[Collection entries]
--- BEGIN ---
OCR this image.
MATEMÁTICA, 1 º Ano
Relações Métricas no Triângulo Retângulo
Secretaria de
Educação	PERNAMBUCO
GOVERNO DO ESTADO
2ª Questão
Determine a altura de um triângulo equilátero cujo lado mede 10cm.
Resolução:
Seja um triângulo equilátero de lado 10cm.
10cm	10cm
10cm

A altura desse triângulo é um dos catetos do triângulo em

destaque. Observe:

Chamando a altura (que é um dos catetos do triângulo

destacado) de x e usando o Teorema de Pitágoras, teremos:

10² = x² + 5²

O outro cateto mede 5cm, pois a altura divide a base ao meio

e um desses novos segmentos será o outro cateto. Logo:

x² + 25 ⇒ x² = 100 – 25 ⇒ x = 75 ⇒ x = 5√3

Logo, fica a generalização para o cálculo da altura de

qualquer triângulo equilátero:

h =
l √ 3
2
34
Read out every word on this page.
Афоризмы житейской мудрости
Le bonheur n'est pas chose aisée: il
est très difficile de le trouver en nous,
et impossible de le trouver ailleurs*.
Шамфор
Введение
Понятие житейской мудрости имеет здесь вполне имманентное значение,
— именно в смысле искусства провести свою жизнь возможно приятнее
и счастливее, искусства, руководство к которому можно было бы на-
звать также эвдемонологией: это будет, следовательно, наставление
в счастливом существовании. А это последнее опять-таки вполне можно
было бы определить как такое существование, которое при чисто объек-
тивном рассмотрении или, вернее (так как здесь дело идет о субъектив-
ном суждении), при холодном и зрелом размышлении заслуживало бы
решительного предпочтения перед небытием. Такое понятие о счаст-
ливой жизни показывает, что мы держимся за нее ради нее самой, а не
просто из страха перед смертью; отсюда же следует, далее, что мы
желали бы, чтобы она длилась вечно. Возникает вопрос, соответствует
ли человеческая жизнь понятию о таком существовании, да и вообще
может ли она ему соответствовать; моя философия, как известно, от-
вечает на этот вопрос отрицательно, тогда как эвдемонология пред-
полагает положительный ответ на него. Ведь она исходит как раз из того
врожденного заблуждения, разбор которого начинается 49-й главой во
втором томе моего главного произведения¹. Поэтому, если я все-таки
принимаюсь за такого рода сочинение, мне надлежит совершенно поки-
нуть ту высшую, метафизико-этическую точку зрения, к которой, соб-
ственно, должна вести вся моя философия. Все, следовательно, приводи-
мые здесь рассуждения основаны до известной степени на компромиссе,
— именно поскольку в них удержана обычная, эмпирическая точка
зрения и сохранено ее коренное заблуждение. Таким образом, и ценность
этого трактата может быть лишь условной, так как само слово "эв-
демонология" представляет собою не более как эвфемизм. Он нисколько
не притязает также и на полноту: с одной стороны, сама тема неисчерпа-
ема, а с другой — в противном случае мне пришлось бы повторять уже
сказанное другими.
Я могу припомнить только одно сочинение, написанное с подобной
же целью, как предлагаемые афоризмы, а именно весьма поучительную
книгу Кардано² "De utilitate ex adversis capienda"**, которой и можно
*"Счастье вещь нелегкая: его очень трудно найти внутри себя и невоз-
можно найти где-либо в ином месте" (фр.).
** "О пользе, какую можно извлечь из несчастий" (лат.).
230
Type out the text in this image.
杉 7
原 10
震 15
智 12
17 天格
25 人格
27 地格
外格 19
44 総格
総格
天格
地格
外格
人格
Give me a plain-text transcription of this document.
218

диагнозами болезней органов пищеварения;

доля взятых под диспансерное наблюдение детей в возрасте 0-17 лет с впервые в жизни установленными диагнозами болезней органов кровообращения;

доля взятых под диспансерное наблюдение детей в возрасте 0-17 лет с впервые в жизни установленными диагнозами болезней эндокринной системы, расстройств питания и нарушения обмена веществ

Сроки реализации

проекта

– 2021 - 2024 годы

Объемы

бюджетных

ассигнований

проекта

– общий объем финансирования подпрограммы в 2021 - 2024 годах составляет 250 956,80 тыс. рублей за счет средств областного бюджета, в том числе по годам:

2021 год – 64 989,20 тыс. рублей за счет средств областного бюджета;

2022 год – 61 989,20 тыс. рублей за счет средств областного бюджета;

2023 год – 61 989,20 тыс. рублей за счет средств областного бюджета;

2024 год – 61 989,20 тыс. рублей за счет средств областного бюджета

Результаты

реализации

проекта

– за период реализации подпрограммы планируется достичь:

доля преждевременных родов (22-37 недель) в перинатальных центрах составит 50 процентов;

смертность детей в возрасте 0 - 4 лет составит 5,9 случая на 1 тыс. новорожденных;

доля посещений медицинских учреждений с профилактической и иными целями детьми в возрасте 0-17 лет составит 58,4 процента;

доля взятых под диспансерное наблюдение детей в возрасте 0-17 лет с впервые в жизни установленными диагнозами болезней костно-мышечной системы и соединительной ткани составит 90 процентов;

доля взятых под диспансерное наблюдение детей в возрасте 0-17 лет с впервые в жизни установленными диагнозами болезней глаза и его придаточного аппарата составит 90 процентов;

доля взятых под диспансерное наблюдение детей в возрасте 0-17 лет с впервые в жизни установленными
--- END ---
**Task**
Copy every line of the listing where the word "доля" appears.

**Finished task**
доля взятых под диспансерное наблюдение детей в возрасте 0-17 лет с впервые в жизни установленными диагнозами болезней органов кровообращения;
доля взятых под диспансерное наблюдение детей в возрасте 0-17 лет с впервые в жизни установленными диагнозами болезней эндокринной системы, расстройств питания и нарушения обмена веществ
доля преждевременных родов (22-37 недель) в перинатальных центрах составит 50 процентов;
доля посещений медицинских учреждений с профилактической и иными целями детьми в возрасте 0-17 лет составит 58,4 процента;
доля взятых под диспансерное наблюдение детей в возрасте 0-17 лет с впервые в жизни установленными диагнозами болезней костно-мышечной системы и соединительной ткани составит 90 процентов;
доля взятых под диспансерное наблюдение детей в возрасте 0-17 лет с впервые в жизни установленными диагнозами болезней глаза и его придаточного аппарата составит 90 процентов;
доля взятых под диспансерное наблюдение детей в возрасте 0-17 лет с впервые в жизни установленными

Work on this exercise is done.